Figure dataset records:
§ §

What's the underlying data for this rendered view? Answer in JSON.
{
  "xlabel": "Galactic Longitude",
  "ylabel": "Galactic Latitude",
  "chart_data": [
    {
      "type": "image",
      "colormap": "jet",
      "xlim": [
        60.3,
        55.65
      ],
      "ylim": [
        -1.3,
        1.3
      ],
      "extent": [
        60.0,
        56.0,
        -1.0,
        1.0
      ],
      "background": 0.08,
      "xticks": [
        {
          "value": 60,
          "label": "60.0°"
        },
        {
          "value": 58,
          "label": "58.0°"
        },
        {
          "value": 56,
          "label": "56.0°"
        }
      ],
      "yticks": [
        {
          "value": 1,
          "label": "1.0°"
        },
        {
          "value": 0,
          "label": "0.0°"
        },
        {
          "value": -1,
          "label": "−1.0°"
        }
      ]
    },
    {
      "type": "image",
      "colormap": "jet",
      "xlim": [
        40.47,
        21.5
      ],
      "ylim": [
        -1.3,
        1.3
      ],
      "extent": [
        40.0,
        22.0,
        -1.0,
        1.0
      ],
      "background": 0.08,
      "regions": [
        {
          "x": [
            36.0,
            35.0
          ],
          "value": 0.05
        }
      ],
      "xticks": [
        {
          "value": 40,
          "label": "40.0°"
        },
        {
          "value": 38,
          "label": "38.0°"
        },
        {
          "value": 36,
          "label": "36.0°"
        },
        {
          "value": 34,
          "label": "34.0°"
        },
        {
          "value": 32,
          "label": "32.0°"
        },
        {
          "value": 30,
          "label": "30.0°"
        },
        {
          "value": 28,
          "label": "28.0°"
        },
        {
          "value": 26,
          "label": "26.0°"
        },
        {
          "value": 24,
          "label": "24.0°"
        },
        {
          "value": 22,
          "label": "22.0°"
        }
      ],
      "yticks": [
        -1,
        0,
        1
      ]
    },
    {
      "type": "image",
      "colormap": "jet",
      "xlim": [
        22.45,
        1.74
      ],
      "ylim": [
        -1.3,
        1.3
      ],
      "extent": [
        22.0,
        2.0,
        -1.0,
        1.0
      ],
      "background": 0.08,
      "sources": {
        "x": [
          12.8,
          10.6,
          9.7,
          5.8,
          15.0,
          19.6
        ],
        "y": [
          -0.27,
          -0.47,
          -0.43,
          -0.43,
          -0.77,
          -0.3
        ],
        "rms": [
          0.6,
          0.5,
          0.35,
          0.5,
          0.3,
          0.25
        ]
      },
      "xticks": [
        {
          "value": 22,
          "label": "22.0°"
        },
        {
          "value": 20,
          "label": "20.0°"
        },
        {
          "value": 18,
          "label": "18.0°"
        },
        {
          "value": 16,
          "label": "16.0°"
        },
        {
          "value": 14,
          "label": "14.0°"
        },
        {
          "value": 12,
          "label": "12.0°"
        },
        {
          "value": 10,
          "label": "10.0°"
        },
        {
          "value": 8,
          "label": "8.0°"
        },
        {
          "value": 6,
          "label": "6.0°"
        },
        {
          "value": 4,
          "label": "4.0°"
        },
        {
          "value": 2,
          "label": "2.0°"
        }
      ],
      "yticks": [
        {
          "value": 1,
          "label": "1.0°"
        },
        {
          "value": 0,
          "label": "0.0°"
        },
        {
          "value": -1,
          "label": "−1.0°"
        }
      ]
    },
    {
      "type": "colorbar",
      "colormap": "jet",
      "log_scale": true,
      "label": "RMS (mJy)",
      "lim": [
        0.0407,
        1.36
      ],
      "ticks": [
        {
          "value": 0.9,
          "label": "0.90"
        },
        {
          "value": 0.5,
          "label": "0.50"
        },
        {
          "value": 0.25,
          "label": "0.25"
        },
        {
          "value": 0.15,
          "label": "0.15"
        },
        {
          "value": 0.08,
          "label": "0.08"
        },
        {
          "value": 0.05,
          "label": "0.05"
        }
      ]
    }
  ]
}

§ §

Work to do:
Give the number of lines in the entries above that include the string "Galactic". No other output is expected.

Task response:
2